>> Start Material

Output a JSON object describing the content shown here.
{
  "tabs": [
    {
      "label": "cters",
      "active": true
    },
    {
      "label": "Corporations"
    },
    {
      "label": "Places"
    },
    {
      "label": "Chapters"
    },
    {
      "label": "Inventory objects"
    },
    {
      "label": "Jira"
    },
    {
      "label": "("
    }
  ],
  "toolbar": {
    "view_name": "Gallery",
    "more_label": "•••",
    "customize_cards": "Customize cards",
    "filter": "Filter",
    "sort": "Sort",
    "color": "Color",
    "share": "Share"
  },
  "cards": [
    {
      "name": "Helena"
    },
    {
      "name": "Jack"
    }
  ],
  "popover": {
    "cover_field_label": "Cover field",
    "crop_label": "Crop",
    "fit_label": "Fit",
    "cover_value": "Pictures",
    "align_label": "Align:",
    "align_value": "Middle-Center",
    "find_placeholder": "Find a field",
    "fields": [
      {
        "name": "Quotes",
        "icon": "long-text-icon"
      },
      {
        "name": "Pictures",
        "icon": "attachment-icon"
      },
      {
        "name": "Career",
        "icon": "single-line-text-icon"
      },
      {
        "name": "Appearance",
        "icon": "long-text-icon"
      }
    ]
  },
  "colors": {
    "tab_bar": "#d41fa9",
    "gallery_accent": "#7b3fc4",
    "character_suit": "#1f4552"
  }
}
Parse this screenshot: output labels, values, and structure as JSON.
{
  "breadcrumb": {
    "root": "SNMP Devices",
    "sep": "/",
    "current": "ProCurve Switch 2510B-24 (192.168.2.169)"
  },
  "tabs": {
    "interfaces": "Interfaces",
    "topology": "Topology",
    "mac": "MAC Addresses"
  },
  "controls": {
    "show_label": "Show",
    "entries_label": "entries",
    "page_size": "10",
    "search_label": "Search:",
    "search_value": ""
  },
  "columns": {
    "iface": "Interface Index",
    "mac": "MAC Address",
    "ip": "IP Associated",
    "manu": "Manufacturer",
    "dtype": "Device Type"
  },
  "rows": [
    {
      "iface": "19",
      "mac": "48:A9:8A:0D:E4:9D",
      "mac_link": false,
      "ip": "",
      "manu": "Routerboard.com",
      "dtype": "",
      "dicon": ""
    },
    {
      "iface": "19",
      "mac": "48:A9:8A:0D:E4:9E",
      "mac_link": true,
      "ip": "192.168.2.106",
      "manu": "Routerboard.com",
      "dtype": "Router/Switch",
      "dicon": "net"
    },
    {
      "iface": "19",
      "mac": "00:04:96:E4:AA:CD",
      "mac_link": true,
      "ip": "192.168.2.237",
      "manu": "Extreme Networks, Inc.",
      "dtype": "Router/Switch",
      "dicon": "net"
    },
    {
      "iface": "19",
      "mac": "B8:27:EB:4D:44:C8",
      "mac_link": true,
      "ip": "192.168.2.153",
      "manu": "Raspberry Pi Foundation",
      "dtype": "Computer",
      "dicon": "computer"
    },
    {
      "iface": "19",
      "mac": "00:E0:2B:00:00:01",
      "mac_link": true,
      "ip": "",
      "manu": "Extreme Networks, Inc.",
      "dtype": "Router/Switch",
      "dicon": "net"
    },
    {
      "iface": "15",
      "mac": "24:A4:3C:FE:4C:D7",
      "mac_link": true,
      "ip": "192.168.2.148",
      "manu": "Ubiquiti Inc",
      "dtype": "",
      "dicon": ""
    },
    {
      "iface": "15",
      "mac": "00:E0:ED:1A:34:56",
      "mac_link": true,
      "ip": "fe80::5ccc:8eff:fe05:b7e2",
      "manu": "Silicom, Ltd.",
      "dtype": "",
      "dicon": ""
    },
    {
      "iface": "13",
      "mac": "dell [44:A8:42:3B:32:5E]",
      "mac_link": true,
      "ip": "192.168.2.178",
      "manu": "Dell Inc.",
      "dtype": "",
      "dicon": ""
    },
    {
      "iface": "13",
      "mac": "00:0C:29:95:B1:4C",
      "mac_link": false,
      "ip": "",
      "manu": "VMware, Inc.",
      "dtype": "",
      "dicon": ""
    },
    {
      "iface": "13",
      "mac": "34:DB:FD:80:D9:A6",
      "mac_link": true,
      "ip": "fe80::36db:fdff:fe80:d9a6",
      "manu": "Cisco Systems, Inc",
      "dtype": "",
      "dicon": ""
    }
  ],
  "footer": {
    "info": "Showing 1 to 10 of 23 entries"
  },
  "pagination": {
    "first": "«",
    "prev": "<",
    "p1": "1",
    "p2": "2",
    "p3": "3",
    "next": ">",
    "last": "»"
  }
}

>> End Material

What needs to be done
Quote all the records. Keep every word exact.

The response
Output a JSON object describing the content shown here.
{
  "tabs": [
    {
      "label": "cters",
      "active": true
    },
    {
      "label": "Corporations"
    },
    {
      "label": "Places"
    },
    {
      "label": "Chapters"
    },
    {
      "label": "Inventory objects"
    },
    {
      "label": "Jira"
    },
    {
      "label": "("
    }
  ],
  "toolbar": {
    "view_name": "Gallery",
    "more_label": "•••",
    "customize_cards": "Customize cards",
    "filter": "Filter",
    "sort": "Sort",
    "color": "Color",
    "share": "Share"
  },
  "cards": [
    {
      "name": "Helena"
    },
    {
      "name": "Jack"
    }
  ],
  "popover": {
    "cover_field_label": "Cover field",
    "crop_label": "Crop",
    "fit_label": "Fit",
    "cover_value": "Pictures",
    "align_label": "Align:",
    "align_value": "Middle-Center",
    "find_placeholder": "Find a field",
    "fields": [
      {
        "name": "Quotes",
        "icon": "long-text-icon"
      },
      {
        "name": "Pictures",
        "icon": "attachment-icon"
      },
      {
        "name": "Career",
        "icon": "single-line-text-icon"
      },
      {
        "name": "Appearance",
        "icon": "long-text-icon"
      }
    ]
  },
  "colors": {
    "tab_bar": "#d41fa9",
    "gallery_accent": "#7b3fc4",
    "character_suit": "#1f4552"
  }
}
Parse this screenshot: output labels, values, and structure as JSON.
{
  "breadcrumb": {
    "root": "SNMP Devices",
    "sep": "/",
    "current": "ProCurve Switch 2510B-24 (192.168.2.169)"
  },
  "tabs": {
    "interfaces": "Interfaces",
    "topology": "Topology",
    "mac": "MAC Addresses"
  },
  "controls": {
    "show_label": "Show",
    "entries_label": "entries",
    "page_size": "10",
    "search_label": "Search:",
    "search_value": ""
  },
  "columns": {
    "iface": "Interface Index",
    "mac": "MAC Address",
    "ip": "IP Associated",
    "manu": "Manufacturer",
    "dtype": "Device Type"
  },
  "rows": [
    {
      "iface": "19",
      "mac": "48:A9:8A:0D:E4:9D",
      "mac_link": false,
      "ip": "",
      "manu": "Routerboard.com",
      "dtype": "",
      "dicon": ""
    },
    {
      "iface": "19",
      "mac": "48:A9:8A:0D:E4:9E",
      "mac_link": true,
      "ip": "192.168.2.106",
      "manu": "Routerboard.com",
      "dtype": "Router/Switch",
      "dicon": "net"
    },
    {
      "iface": "19",
      "mac": "00:04:96:E4:AA:CD",
      "mac_link": true,
      "ip": "192.168.2.237",
      "manu": "Extreme Networks, Inc.",
      "dtype": "Router/Switch",
      "dicon": "net"
    },
    {
      "iface": "19",
      "mac": "B8:27:EB:4D:44:C8",
      "mac_link": true,
      "ip": "192.168.2.153",
      "manu": "Raspberry Pi Foundation",
      "dtype": "Computer",
      "dicon": "computer"
    },
    {
      "iface": "19",
      "mac": "00:E0:2B:00:00:01",
      "mac_link": true,
      "ip": "",
      "manu": "Extreme Networks, Inc.",
      "dtype": "Router/Switch",
      "dicon": "net"
    },
    {
      "iface": "15",
      "mac": "24:A4:3C:FE:4C:D7",
      "mac_link": true,
      "ip": "192.168.2.148",
      "manu": "Ubiquiti Inc",
      "dtype": "",
      "dicon": ""
    },
    {
      "iface": "15",
      "mac": "00:E0:ED:1A:34:56",
      "mac_link": true,
      "ip": "fe80::5ccc:8eff:fe05:b7e2",
      "manu": "Silicom, Ltd.",
      "dtype": "",
      "dicon": ""
    },
    {
      "iface": "13",
      "mac": "dell [44:A8:42:3B:32:5E]",
      "mac_link": true,
      "ip": "192.168.2.178",
      "manu": "Dell Inc.",
      "dtype": "",
      "dicon": ""
    },
    {
      "iface": "13",
      "mac": "00:0C:29:95:B1:4C",
      "mac_link": false,
      "ip": "",
      "manu": "VMware, Inc.",
      "dtype": "",
      "dicon": ""
    },
    {
      "iface": "13",
      "mac": "34:DB:FD:80:D9:A6",
      "mac_link": true,
      "ip": "fe80::36db:fdff:fe80:d9a6",
      "manu": "Cisco Systems, Inc",
      "dtype": "",
      "dicon": ""
    }
  ],
  "footer": {
    "info": "Showing 1 to 10 of 23 entries"
  },
  "pagination": {
    "first": "«",
    "prev": "<",
    "p1": "1",
    "p2": "2",
    "p3": "3",
    "next": ">",
    "last": "»"
  }
}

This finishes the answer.